Extracted records

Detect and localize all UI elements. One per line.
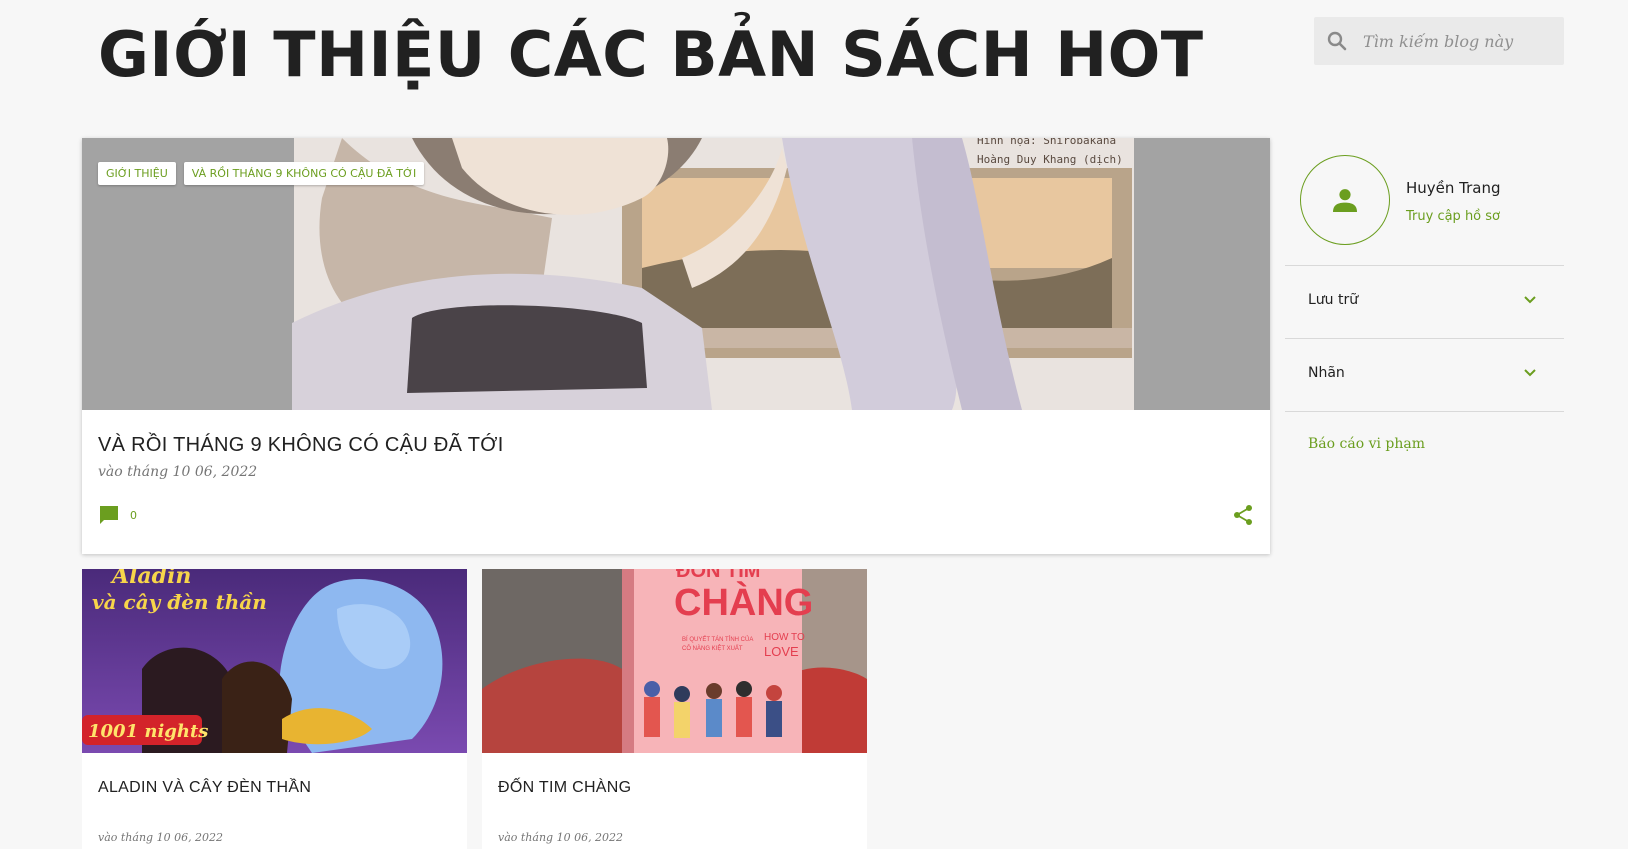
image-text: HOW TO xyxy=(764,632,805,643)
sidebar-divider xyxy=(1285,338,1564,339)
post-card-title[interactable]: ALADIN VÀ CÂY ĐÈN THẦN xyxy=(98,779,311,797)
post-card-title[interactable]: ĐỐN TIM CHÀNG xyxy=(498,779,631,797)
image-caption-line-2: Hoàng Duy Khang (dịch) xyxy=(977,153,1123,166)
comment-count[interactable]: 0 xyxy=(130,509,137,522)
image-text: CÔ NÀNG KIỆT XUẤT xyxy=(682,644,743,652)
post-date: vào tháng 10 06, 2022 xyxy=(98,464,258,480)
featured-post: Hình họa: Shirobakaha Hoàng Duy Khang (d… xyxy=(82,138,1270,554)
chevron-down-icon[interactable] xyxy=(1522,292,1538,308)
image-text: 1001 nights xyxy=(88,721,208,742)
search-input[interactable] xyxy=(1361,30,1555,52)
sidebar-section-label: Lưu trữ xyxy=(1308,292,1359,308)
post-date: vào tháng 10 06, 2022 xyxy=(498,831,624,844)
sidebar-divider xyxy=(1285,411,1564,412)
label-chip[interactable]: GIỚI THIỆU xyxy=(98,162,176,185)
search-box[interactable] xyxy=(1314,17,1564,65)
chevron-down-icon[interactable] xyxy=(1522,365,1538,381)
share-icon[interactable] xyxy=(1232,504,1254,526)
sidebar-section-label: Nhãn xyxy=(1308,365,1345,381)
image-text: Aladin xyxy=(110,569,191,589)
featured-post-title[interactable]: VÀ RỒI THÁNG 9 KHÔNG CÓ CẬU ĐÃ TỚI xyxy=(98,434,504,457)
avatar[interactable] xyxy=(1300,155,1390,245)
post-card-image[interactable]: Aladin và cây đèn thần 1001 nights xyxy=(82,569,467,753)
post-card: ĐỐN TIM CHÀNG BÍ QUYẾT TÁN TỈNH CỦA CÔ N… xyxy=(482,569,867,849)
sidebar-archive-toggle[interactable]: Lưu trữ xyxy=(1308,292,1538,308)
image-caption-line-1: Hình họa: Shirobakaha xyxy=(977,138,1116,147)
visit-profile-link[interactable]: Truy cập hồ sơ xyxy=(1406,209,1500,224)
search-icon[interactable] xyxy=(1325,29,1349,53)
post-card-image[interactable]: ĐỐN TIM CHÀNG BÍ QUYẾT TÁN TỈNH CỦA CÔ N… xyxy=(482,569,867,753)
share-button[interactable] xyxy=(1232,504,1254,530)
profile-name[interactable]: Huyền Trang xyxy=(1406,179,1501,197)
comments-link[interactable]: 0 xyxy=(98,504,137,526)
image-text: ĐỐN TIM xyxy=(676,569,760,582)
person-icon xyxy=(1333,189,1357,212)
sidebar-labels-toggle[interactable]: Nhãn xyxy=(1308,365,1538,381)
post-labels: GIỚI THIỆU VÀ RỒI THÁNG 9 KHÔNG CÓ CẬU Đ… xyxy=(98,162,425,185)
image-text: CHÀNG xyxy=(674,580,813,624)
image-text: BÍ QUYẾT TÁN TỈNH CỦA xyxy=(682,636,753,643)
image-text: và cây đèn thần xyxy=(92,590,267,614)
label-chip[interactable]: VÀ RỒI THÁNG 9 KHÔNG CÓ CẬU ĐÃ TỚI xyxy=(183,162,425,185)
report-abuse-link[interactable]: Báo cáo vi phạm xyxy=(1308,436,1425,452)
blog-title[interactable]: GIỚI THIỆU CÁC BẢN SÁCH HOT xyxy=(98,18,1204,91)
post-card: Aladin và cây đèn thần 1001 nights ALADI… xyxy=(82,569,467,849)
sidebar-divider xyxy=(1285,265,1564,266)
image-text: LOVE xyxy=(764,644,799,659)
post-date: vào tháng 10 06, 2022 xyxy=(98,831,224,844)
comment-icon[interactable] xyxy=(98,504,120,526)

Goal of the exercise
Please find each line in the items above that contains the string "icon", and copy those lines in full.

Solution for this task
chevron-down-icon[interactable] xyxy=(1522,292,1538,308)
chevron-down-icon[interactable] xyxy=(1522,365,1538,381)
share-icon[interactable] xyxy=(1232,504,1254,526)
search-icon[interactable] xyxy=(1325,29,1349,53)
person-icon xyxy=(1333,189,1357,212)
comment-icon[interactable] xyxy=(98,504,120,526)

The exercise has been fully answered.